## Your instructions:
Copy the data exactly; pictures stay out of the copy.

begin Dataset

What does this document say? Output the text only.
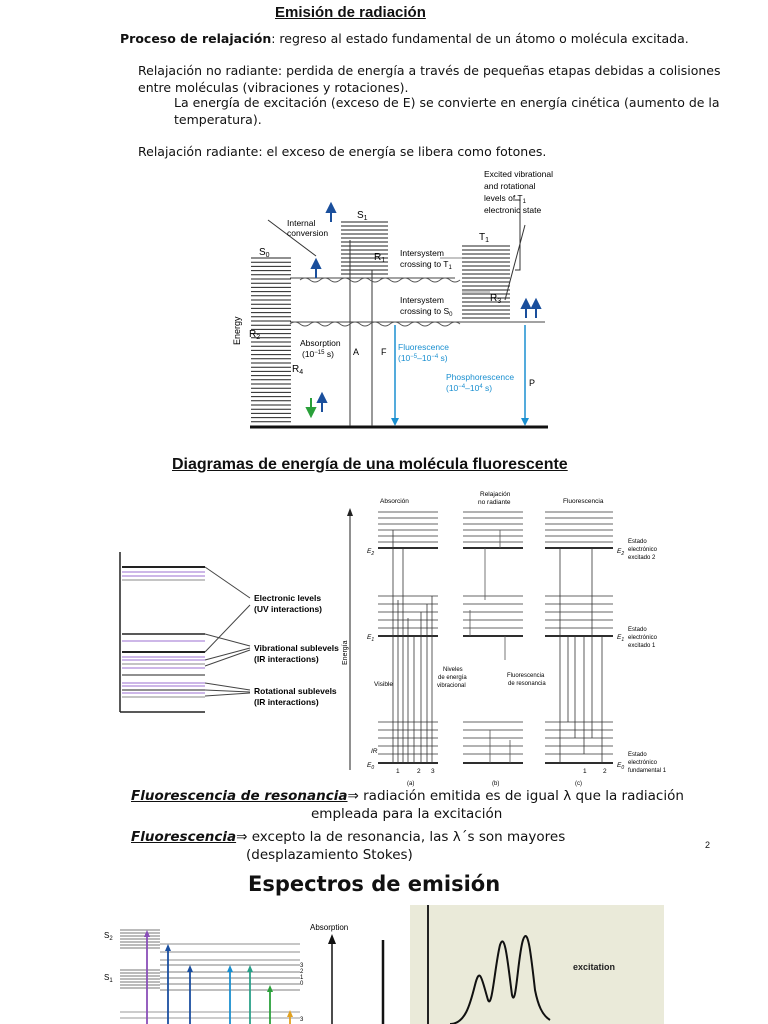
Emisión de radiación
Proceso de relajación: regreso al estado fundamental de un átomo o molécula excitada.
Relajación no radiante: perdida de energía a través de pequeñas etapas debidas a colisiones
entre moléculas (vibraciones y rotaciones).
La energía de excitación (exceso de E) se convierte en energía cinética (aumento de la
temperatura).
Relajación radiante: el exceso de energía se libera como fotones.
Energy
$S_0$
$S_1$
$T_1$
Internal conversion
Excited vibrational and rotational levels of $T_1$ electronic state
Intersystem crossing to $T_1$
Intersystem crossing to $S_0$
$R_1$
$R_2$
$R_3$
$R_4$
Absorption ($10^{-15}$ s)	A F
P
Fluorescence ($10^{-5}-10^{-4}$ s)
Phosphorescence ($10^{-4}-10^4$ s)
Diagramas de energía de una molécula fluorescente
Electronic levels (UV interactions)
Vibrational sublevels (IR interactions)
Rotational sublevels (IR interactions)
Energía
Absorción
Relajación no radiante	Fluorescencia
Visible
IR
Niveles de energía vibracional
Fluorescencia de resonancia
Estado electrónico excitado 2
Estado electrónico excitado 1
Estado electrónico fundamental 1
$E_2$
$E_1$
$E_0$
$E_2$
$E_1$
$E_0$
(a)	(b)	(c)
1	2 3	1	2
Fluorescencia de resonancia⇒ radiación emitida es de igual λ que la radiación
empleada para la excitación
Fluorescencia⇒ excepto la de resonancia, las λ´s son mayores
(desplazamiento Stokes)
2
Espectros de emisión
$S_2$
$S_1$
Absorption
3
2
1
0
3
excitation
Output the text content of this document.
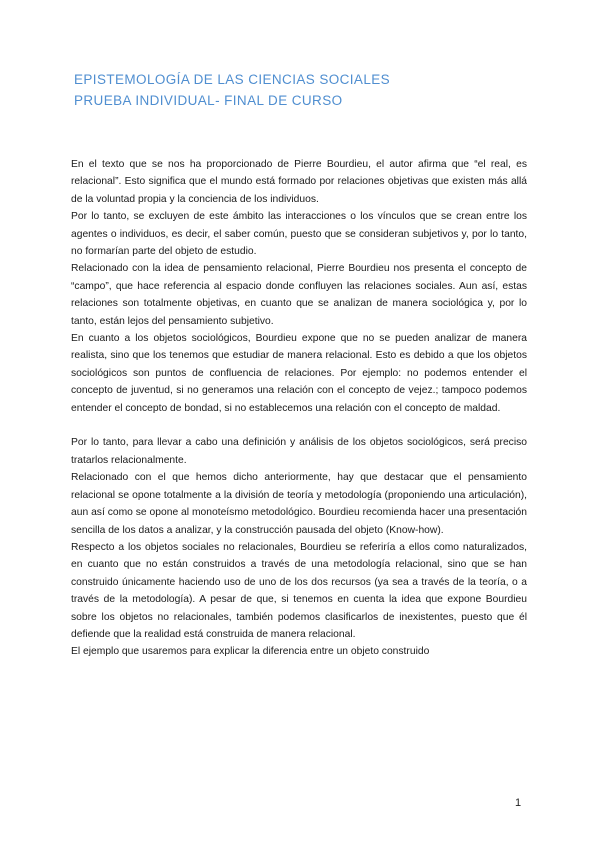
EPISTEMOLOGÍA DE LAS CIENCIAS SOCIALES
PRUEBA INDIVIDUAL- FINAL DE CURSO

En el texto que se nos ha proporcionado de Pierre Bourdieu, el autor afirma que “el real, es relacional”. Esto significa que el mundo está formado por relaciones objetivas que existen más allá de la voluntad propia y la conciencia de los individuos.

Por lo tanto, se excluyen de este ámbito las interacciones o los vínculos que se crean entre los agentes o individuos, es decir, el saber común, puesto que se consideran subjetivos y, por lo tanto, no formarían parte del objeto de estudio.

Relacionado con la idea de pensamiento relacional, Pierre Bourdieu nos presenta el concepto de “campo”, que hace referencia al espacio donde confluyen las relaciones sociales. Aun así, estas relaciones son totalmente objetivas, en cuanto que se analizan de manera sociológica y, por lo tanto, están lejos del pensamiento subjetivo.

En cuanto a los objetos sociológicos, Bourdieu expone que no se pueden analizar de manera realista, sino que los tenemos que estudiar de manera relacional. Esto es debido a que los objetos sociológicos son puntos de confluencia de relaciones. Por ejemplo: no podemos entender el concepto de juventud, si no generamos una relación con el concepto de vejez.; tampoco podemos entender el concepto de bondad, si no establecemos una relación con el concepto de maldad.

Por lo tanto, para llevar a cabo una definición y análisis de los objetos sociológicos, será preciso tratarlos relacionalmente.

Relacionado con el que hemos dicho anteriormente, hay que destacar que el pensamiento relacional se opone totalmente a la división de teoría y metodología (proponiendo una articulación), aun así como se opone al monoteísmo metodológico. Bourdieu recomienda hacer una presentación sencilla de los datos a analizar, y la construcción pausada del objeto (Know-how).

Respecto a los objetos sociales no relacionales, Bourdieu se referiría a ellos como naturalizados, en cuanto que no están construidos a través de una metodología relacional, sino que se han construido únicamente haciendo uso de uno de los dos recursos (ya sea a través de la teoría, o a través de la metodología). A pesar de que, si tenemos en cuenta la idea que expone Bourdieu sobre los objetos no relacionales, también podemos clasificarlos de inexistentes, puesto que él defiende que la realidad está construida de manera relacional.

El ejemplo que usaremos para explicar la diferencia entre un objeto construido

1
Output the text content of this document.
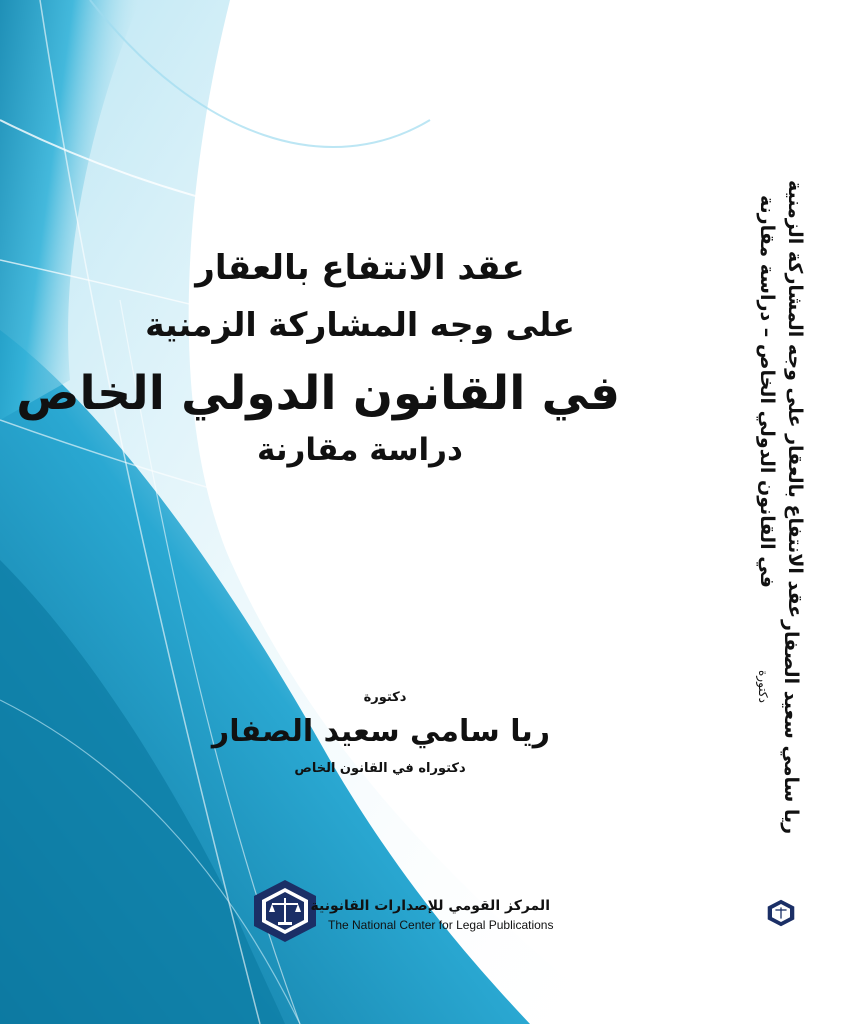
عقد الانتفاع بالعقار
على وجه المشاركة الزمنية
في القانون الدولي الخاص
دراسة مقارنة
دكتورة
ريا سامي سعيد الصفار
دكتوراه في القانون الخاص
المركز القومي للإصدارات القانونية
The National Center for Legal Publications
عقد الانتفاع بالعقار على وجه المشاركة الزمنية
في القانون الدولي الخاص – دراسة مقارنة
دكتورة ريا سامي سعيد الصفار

end Dataset

## Answer to this exercise:
What does this document say? Output the text only.
Emisión de radiación
Proceso de relajación: regreso al estado fundamental de un átomo o molécula excitada.
Relajación no radiante: perdida de energía a través de pequeñas etapas debidas a colisiones
entre moléculas (vibraciones y rotaciones).
La energía de excitación (exceso de E) se convierte en energía cinética (aumento de la
temperatura).
Relajación radiante: el exceso de energía se libera como fotones.
Energy
$S_0$
$S_1$
$T_1$
Internal conversion
Excited vibrational and rotational levels of $T_1$ electronic state
Intersystem crossing to $T_1$
Intersystem crossing to $S_0$
$R_1$
$R_2$
$R_3$
$R_4$
Absorption ($10^{-15}$ s)	A F
P
Fluorescence ($10^{-5}-10^{-4}$ s)
Phosphorescence ($10^{-4}-10^4$ s)
Diagramas de energía de una molécula fluorescente
Electronic levels (UV interactions)
Vibrational sublevels (IR interactions)
Rotational sublevels (IR interactions)
Energía
Absorción
Relajación no radiante	Fluorescencia
Visible
IR
Niveles de energía vibracional
Fluorescencia de resonancia
Estado electrónico excitado 2
Estado electrónico excitado 1
Estado electrónico fundamental 1
$E_2$
$E_1$
$E_0$
$E_2$
$E_1$
$E_0$
(a)	(b)	(c)
1	2 3	1	2
Fluorescencia de resonancia⇒ radiación emitida es de igual λ que la radiación
empleada para la excitación
Fluorescencia⇒ excepto la de resonancia, las λ´s son mayores
(desplazamiento Stokes)
2
Espectros de emisión
$S_2$
$S_1$
Absorption
3
2
1
0
3
excitation
Output the text content of this document.
EPISTEMOLOGÍA DE LAS CIENCIAS SOCIALES
PRUEBA INDIVIDUAL- FINAL DE CURSO

En el texto que se nos ha proporcionado de Pierre Bourdieu, el autor afirma que “el real, es relacional”. Esto significa que el mundo está formado por relaciones objetivas que existen más allá de la voluntad propia y la conciencia de los individuos.

Por lo tanto, se excluyen de este ámbito las interacciones o los vínculos que se crean entre los agentes o individuos, es decir, el saber común, puesto que se consideran subjetivos y, por lo tanto, no formarían parte del objeto de estudio.

Relacionado con la idea de pensamiento relacional, Pierre Bourdieu nos presenta el concepto de “campo”, que hace referencia al espacio donde confluyen las relaciones sociales. Aun así, estas relaciones son totalmente objetivas, en cuanto que se analizan de manera sociológica y, por lo tanto, están lejos del pensamiento subjetivo.

En cuanto a los objetos sociológicos, Bourdieu expone que no se pueden analizar de manera realista, sino que los tenemos que estudiar de manera relacional. Esto es debido a que los objetos sociológicos son puntos de confluencia de relaciones. Por ejemplo: no podemos entender el concepto de juventud, si no generamos una relación con el concepto de vejez.; tampoco podemos entender el concepto de bondad, si no establecemos una relación con el concepto de maldad.

Por lo tanto, para llevar a cabo una definición y análisis de los objetos sociológicos, será preciso tratarlos relacionalmente.

Relacionado con el que hemos dicho anteriormente, hay que destacar que el pensamiento relacional se opone totalmente a la división de teoría y metodología (proponiendo una articulación), aun así como se opone al monoteísmo metodológico. Bourdieu recomienda hacer una presentación sencilla de los datos a analizar, y la construcción pausada del objeto (Know-how).

Respecto a los objetos sociales no relacionales, Bourdieu se referiría a ellos como naturalizados, en cuanto que no están construidos a través de una metodología relacional, sino que se han construido únicamente haciendo uso de uno de los dos recursos (ya sea a través de la teoría, o a través de la metodología). A pesar de que, si tenemos en cuenta la idea que expone Bourdieu sobre los objetos no relacionales, también podemos clasificarlos de inexistentes, puesto que él defiende que la realidad está construida de manera relacional.

El ejemplo que usaremos para explicar la diferencia entre un objeto construido

1
Output the text content of this document.
عقد الانتفاع بالعقار
على وجه المشاركة الزمنية
في القانون الدولي الخاص
دراسة مقارنة
دكتورة
ريا سامي سعيد الصفار
دكتوراه في القانون الخاص
المركز القومي للإصدارات القانونية
The National Center for Legal Publications
عقد الانتفاع بالعقار على وجه المشاركة الزمنية
في القانون الدولي الخاص – دراسة مقارنة
دكتورة ريا سامي سعيد الصفار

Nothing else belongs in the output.